**TO DO**
Pull out every line with the word "تمدید" from the entries below.

— Start of DATA IN THIS EXERCISE —

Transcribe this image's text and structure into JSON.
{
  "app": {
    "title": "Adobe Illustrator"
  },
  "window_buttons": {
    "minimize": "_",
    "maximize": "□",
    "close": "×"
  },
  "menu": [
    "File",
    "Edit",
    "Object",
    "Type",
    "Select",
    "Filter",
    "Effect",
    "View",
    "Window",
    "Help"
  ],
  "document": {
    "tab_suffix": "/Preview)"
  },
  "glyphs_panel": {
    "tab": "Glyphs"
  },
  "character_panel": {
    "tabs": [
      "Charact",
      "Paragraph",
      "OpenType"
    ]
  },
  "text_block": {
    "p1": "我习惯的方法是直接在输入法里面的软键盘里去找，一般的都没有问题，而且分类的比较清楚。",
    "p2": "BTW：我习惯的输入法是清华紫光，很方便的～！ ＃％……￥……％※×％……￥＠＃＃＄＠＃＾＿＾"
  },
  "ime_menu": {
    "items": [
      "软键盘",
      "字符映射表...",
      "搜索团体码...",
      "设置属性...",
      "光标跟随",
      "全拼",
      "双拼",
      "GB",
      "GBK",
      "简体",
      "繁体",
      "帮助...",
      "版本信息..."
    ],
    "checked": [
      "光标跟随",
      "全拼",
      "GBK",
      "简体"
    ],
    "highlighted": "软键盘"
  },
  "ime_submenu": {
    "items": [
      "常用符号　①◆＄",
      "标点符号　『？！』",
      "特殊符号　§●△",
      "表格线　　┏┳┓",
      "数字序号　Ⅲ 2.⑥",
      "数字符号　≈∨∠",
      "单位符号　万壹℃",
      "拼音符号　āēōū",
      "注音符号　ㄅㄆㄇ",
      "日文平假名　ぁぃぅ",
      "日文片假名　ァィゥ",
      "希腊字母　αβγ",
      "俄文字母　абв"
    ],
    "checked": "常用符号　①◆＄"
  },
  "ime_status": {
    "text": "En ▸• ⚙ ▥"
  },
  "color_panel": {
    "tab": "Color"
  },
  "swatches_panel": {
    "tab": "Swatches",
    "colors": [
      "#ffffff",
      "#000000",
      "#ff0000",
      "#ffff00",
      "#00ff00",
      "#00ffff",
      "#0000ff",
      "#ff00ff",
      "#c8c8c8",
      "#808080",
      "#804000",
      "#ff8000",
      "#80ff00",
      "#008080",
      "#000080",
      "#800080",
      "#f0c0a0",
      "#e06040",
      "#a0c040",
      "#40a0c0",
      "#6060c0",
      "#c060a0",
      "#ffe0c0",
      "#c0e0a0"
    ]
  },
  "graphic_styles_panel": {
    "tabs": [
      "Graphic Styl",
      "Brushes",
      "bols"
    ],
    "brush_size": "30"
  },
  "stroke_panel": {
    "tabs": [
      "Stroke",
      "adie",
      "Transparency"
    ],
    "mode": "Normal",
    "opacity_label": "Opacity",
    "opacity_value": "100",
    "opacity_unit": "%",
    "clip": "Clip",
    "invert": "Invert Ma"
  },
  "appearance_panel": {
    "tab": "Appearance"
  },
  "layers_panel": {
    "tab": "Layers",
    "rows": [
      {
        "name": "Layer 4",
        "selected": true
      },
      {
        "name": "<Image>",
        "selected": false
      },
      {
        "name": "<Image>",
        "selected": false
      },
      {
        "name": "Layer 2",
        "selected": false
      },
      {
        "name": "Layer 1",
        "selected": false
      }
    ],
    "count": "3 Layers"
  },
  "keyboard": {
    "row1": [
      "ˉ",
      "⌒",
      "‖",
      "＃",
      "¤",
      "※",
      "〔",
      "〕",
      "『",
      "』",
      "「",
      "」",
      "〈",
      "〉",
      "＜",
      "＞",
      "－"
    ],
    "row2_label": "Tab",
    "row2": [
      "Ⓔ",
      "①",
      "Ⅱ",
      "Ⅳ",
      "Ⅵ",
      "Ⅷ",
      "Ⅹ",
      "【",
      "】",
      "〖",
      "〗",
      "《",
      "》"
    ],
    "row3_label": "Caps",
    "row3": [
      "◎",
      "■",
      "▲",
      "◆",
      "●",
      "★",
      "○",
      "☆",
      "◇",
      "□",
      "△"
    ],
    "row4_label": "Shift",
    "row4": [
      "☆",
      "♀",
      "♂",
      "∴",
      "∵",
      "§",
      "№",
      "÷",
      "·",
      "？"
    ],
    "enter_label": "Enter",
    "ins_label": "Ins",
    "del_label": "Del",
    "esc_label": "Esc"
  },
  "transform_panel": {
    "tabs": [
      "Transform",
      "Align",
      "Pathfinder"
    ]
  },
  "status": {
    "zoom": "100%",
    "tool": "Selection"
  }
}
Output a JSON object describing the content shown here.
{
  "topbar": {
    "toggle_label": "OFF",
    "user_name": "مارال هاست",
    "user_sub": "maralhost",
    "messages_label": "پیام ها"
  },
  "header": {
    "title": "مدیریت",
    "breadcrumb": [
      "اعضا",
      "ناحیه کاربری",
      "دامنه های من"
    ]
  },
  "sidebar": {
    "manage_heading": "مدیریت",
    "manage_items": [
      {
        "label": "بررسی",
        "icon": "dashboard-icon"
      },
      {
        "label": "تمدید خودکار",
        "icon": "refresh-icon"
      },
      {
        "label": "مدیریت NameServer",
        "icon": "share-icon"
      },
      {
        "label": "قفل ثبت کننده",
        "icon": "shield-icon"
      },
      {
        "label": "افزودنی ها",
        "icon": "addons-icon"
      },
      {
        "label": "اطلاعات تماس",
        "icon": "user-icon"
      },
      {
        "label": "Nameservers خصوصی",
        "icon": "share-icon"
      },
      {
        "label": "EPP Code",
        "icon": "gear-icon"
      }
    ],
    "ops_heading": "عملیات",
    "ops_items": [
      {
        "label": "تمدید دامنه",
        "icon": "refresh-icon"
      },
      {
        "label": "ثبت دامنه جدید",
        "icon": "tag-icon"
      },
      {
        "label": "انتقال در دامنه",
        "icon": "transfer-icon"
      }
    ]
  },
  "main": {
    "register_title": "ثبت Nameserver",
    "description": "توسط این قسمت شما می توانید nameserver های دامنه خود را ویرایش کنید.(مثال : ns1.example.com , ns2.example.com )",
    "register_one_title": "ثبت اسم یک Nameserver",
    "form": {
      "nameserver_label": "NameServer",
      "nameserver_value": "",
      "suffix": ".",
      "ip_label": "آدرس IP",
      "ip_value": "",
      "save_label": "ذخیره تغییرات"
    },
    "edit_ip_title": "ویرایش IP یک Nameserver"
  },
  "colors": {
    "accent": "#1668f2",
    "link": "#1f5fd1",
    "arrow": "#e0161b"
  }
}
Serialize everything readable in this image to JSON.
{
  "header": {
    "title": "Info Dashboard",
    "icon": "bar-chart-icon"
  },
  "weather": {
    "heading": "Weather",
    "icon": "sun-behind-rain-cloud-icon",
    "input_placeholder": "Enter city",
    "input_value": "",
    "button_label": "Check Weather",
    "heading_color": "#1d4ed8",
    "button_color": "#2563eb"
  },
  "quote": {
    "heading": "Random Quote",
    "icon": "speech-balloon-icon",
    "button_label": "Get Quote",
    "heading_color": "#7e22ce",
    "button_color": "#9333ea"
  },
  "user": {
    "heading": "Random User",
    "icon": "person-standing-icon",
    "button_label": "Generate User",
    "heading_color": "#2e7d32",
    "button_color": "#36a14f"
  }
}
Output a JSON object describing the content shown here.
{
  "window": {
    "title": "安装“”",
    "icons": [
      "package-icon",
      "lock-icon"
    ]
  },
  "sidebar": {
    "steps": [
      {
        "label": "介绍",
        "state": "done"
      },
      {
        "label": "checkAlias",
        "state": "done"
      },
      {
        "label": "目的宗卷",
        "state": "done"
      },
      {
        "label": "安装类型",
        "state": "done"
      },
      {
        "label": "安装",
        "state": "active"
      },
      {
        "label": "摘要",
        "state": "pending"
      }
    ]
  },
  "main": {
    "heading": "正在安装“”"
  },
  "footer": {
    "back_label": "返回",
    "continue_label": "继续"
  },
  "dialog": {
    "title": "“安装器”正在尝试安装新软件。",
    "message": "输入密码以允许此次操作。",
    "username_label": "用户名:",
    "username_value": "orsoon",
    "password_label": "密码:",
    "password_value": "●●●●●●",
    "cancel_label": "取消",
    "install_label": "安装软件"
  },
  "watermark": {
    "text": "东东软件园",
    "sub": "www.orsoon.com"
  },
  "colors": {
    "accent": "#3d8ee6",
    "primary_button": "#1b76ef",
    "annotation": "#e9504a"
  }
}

— End of DATA IN THIS EXERCISE —

**RESULT OF THE EXERCISE**
        "label": "تمدید خودکار",
        "label": "تمدید دامنه",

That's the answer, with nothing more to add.